Copy out all lines carrying the word "Scenario".

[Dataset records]
■ ■ ■

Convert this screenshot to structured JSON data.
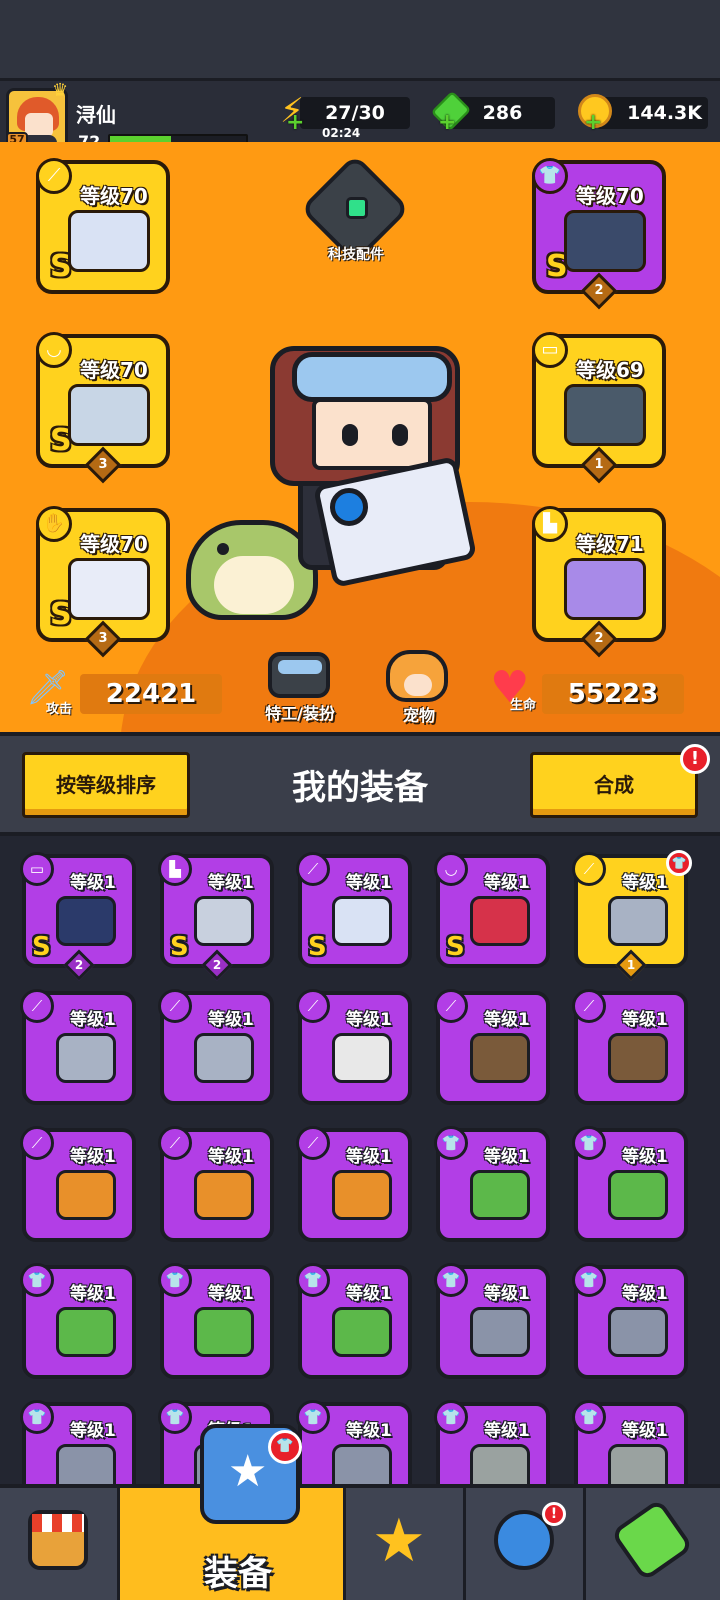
{
  "player": {
    "name": "浔仙",
    "avatar_badge": "57",
    "level": "72",
    "xp_fraction": 0.45
  },
  "resources": {
    "energy": "27/30",
    "energy_timer": "02:24",
    "gems": "286",
    "coins": "144.3K"
  },
  "hero": {
    "tech_part_label": "科技配件",
    "slots": [
      {
        "id": "weapon",
        "level": "等级70",
        "grade": "S",
        "stars": "",
        "frame": "yellow",
        "icon": "knife-icon"
      },
      {
        "id": "armor",
        "level": "等级70",
        "grade": "S",
        "stars": "2",
        "frame": "purple",
        "icon": "shirt-icon"
      },
      {
        "id": "necklace",
        "level": "等级70",
        "grade": "S",
        "stars": "3",
        "frame": "yellow",
        "icon": "necklace-icon"
      },
      {
        "id": "belt",
        "level": "等级69",
        "grade": "",
        "stars": "1",
        "frame": "yellow",
        "icon": "belt-icon"
      },
      {
        "id": "gloves",
        "level": "等级70",
        "grade": "S",
        "stars": "3",
        "frame": "yellow",
        "icon": "glove-icon"
      },
      {
        "id": "boots",
        "level": "等级71",
        "grade": "",
        "stars": "2",
        "frame": "yellow",
        "icon": "boot-icon"
      }
    ],
    "attack_label": "攻击",
    "attack": "22421",
    "costume_label": "特工/装扮",
    "pet_label": "宠物",
    "hp_label": "生命",
    "hp": "55223"
  },
  "equipment": {
    "sort_label": "按等级排序",
    "title": "我的装备",
    "combine_label": "合成",
    "alert": "!",
    "items": [
      {
        "level": "等级1",
        "grade": "S",
        "stars": "2",
        "frame": "purple",
        "cat": "belt-icon",
        "color": "#2b3a6a"
      },
      {
        "level": "等级1",
        "grade": "S",
        "stars": "2",
        "frame": "purple",
        "cat": "boot-icon",
        "color": "#c8d0de"
      },
      {
        "level": "等级1",
        "grade": "S",
        "stars": "",
        "frame": "purple",
        "cat": "knife-icon",
        "color": "#d9e2f4"
      },
      {
        "level": "等级1",
        "grade": "S",
        "stars": "",
        "frame": "purple",
        "cat": "necklace-icon",
        "color": "#d6324a"
      },
      {
        "level": "等级1",
        "grade": "",
        "stars": "1",
        "frame": "yellow",
        "cat": "knife-icon",
        "color": "#a8b2c4",
        "new": true
      },
      {
        "level": "等级1",
        "grade": "",
        "stars": "",
        "frame": "purple",
        "cat": "knife-icon",
        "color": "#a8b2c4"
      },
      {
        "level": "等级1",
        "grade": "",
        "stars": "",
        "frame": "purple",
        "cat": "knife-icon",
        "color": "#a8b2c4"
      },
      {
        "level": "等级1",
        "grade": "",
        "stars": "",
        "frame": "purple",
        "cat": "knife-icon",
        "color": "#e8e8e8"
      },
      {
        "level": "等级1",
        "grade": "",
        "stars": "",
        "frame": "purple",
        "cat": "knife-icon",
        "color": "#7a5a3a"
      },
      {
        "level": "等级1",
        "grade": "",
        "stars": "",
        "frame": "purple",
        "cat": "knife-icon",
        "color": "#7a5a3a"
      },
      {
        "level": "等级1",
        "grade": "",
        "stars": "",
        "frame": "purple",
        "cat": "knife-icon",
        "color": "#e8902a"
      },
      {
        "level": "等级1",
        "grade": "",
        "stars": "",
        "frame": "purple",
        "cat": "knife-icon",
        "color": "#e8902a"
      },
      {
        "level": "等级1",
        "grade": "",
        "stars": "",
        "frame": "purple",
        "cat": "knife-icon",
        "color": "#e8902a"
      },
      {
        "level": "等级1",
        "grade": "",
        "stars": "",
        "frame": "purple",
        "cat": "shirt-icon",
        "color": "#5cb84a"
      },
      {
        "level": "等级1",
        "grade": "",
        "stars": "",
        "frame": "purple",
        "cat": "shirt-icon",
        "color": "#5cb84a"
      },
      {
        "level": "等级1",
        "grade": "",
        "stars": "",
        "frame": "purple",
        "cat": "shirt-icon",
        "color": "#5cb84a"
      },
      {
        "level": "等级1",
        "grade": "",
        "stars": "",
        "frame": "purple",
        "cat": "shirt-icon",
        "color": "#5cb84a"
      },
      {
        "level": "等级1",
        "grade": "",
        "stars": "",
        "frame": "purple",
        "cat": "shirt-icon",
        "color": "#5cb84a"
      },
      {
        "level": "等级1",
        "grade": "",
        "stars": "",
        "frame": "purple",
        "cat": "shirt-icon",
        "color": "#8a93a8"
      },
      {
        "level": "等级1",
        "grade": "",
        "stars": "",
        "frame": "purple",
        "cat": "shirt-icon",
        "color": "#8a93a8"
      },
      {
        "level": "等级1",
        "grade": "",
        "stars": "",
        "frame": "purple",
        "cat": "shirt-icon",
        "color": "#8a93a8"
      },
      {
        "level": "等级1",
        "grade": "",
        "stars": "",
        "frame": "purple",
        "cat": "shirt-icon",
        "color": "#8a93a8"
      },
      {
        "level": "等级1",
        "grade": "",
        "stars": "",
        "frame": "purple",
        "cat": "shirt-icon",
        "color": "#8a93a8"
      },
      {
        "level": "等级1",
        "grade": "",
        "stars": "",
        "frame": "purple",
        "cat": "shirt-icon",
        "color": "#9aa2a0"
      },
      {
        "level": "等级1",
        "grade": "",
        "stars": "",
        "frame": "purple",
        "cat": "shirt-icon",
        "color": "#9aa2a0"
      }
    ]
  },
  "nav": {
    "equip_label": "装备",
    "badge": "!"
  }
}
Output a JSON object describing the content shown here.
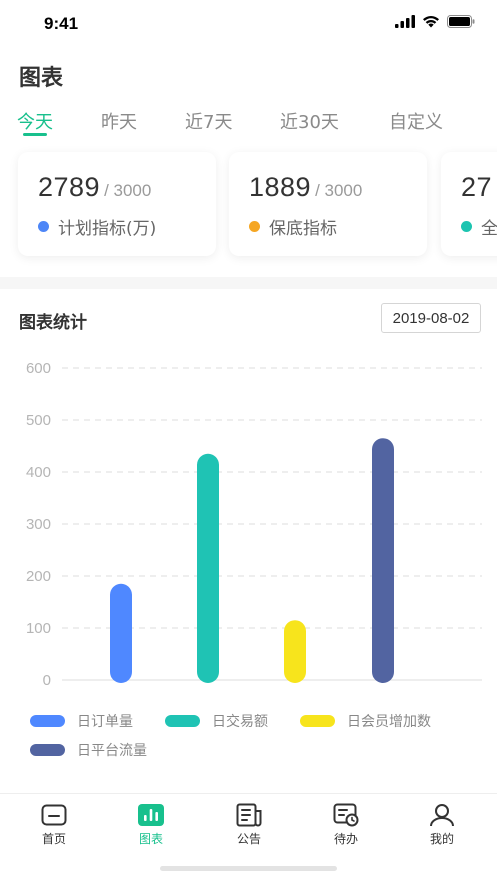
{
  "status_bar": {
    "time": "9:41"
  },
  "page": {
    "title": "图表"
  },
  "tabs": [
    {
      "label": "今天",
      "active": true
    },
    {
      "label": "昨天",
      "active": false
    },
    {
      "label": "近7天",
      "active": false
    },
    {
      "label": "近30天",
      "active": false
    },
    {
      "label": "自定义",
      "active": false
    }
  ],
  "cards": [
    {
      "value": "2789",
      "total": "/ 3000",
      "label": "计划指标(万)",
      "color": "#4d86f7"
    },
    {
      "value": "1889",
      "total": "/ 3000",
      "label": "保底指标",
      "color": "#f5a623"
    },
    {
      "value": "27",
      "total": "",
      "label": "全",
      "color": "#1cc4b0"
    }
  ],
  "stats": {
    "title": "图表统计",
    "date": "2019-08-02"
  },
  "chart_data": {
    "type": "bar",
    "ylim": [
      0,
      600
    ],
    "yticks": [
      "600",
      "500",
      "400",
      "300",
      "200",
      "100",
      "0"
    ],
    "grid": true,
    "legend_position": "bottom",
    "series": [
      {
        "name": "日订单量",
        "value": 185,
        "color": "#4f88ff"
      },
      {
        "name": "日交易额",
        "value": 435,
        "color": "#1fc3b4"
      },
      {
        "name": "日会员增加数",
        "value": 115,
        "color": "#f7e41c"
      },
      {
        "name": "日平台流量",
        "value": 465,
        "color": "#5264a1"
      }
    ]
  },
  "tabbar": [
    {
      "label": "首页",
      "icon": "home-icon",
      "active": false
    },
    {
      "label": "图表",
      "icon": "chart-icon",
      "active": true
    },
    {
      "label": "公告",
      "icon": "notice-icon",
      "active": false
    },
    {
      "label": "待办",
      "icon": "todo-icon",
      "active": false
    },
    {
      "label": "我的",
      "icon": "user-icon",
      "active": false
    }
  ],
  "colors": {
    "accent": "#18c08d",
    "text": "#333333",
    "muted": "#8a8a8a"
  }
}
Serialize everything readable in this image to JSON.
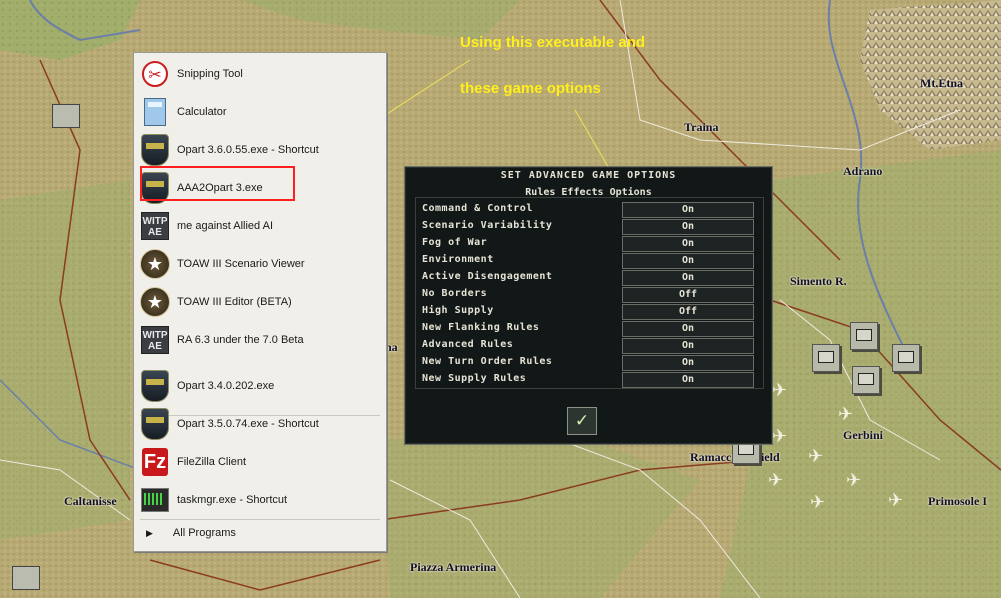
{
  "map": {
    "places": [
      {
        "id": "mt-etna",
        "label": "Mt.Etna"
      },
      {
        "id": "traina",
        "label": "Traina"
      },
      {
        "id": "adrano",
        "label": "Adrano"
      },
      {
        "id": "simento",
        "label": "Simento R."
      },
      {
        "id": "gerbini",
        "label": "Gerbini"
      },
      {
        "id": "ramacca",
        "label": "Ramacca Airfield"
      },
      {
        "id": "primosole",
        "label": "Primosole I"
      },
      {
        "id": "caltanissetta",
        "label": "Caltanisse"
      },
      {
        "id": "piazza",
        "label": "Piazza Armerina"
      },
      {
        "id": "partial-na",
        "label": "na"
      }
    ]
  },
  "annotations": {
    "line1": "Using this executable and",
    "line2": "these game options"
  },
  "start_menu": {
    "items": [
      {
        "label": "Snipping Tool",
        "icon": "snipping-tool-icon"
      },
      {
        "label": "Calculator",
        "icon": "calculator-icon"
      },
      {
        "label": "Opart 3.6.0.55.exe - Shortcut",
        "icon": "operational-art-icon"
      },
      {
        "label": "AAA2Opart 3.exe",
        "icon": "operational-art-icon"
      },
      {
        "label": "me against Allied AI",
        "icon": "witp-ae-icon"
      },
      {
        "label": "TOAW III Scenario Viewer",
        "icon": "toaw-star-icon"
      },
      {
        "label": "TOAW III  Editor (BETA)",
        "icon": "toaw-star-icon"
      },
      {
        "label": "RA 6.3 under the 7.0 Beta",
        "icon": "witp-ae-icon"
      },
      {
        "label": "Opart 3.4.0.202.exe",
        "icon": "operational-art-icon"
      },
      {
        "label": "Opart 3.5.0.74.exe - Shortcut",
        "icon": "operational-art-icon"
      },
      {
        "label": "FileZilla Client",
        "icon": "filezilla-icon"
      },
      {
        "label": "taskmgr.exe - Shortcut",
        "icon": "task-manager-icon"
      }
    ],
    "all_programs": "All Programs",
    "witp_text": "WITP AE",
    "filezilla_text": "Fz"
  },
  "dialog": {
    "title": "SET ADVANCED GAME OPTIONS",
    "subtitle": "Rules Effects Options",
    "options": [
      {
        "label": "Command & Control",
        "value": "On"
      },
      {
        "label": "Scenario Variability",
        "value": "On"
      },
      {
        "label": "Fog of War",
        "value": "On"
      },
      {
        "label": "Environment",
        "value": "On"
      },
      {
        "label": "Active Disengagement",
        "value": "On"
      },
      {
        "label": "No Borders",
        "value": "Off"
      },
      {
        "label": "High Supply",
        "value": "Off"
      },
      {
        "label": "New Flanking Rules",
        "value": "On"
      },
      {
        "label": "Advanced Rules",
        "value": "On"
      },
      {
        "label": "New Turn Order Rules",
        "value": "On"
      },
      {
        "label": "New Supply Rules",
        "value": "On"
      }
    ],
    "ok_symbol": "✓"
  },
  "colors": {
    "annotation": "#ffef1a",
    "highlight": "#ff1f1f",
    "dialog_bg": "#121717"
  }
}
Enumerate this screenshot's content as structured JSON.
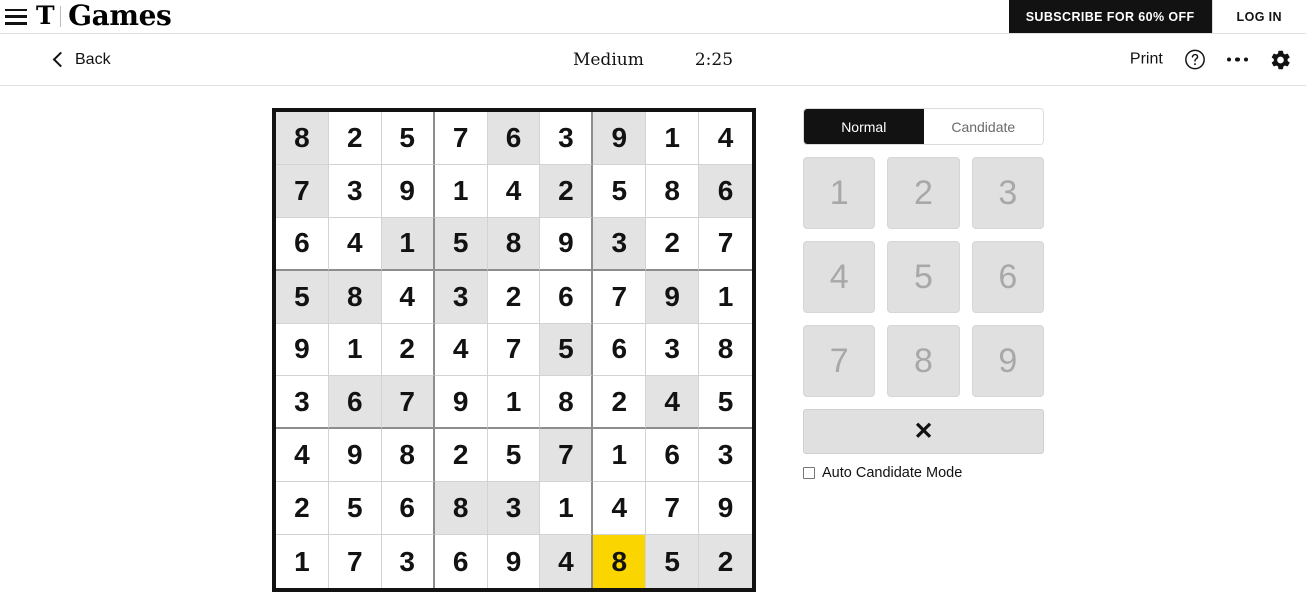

■ ■ ■

# OUTPUT OF THE EXERCISE:
        "label": "TOAW III Scenario Viewer",
        "label": "Scenario Variability",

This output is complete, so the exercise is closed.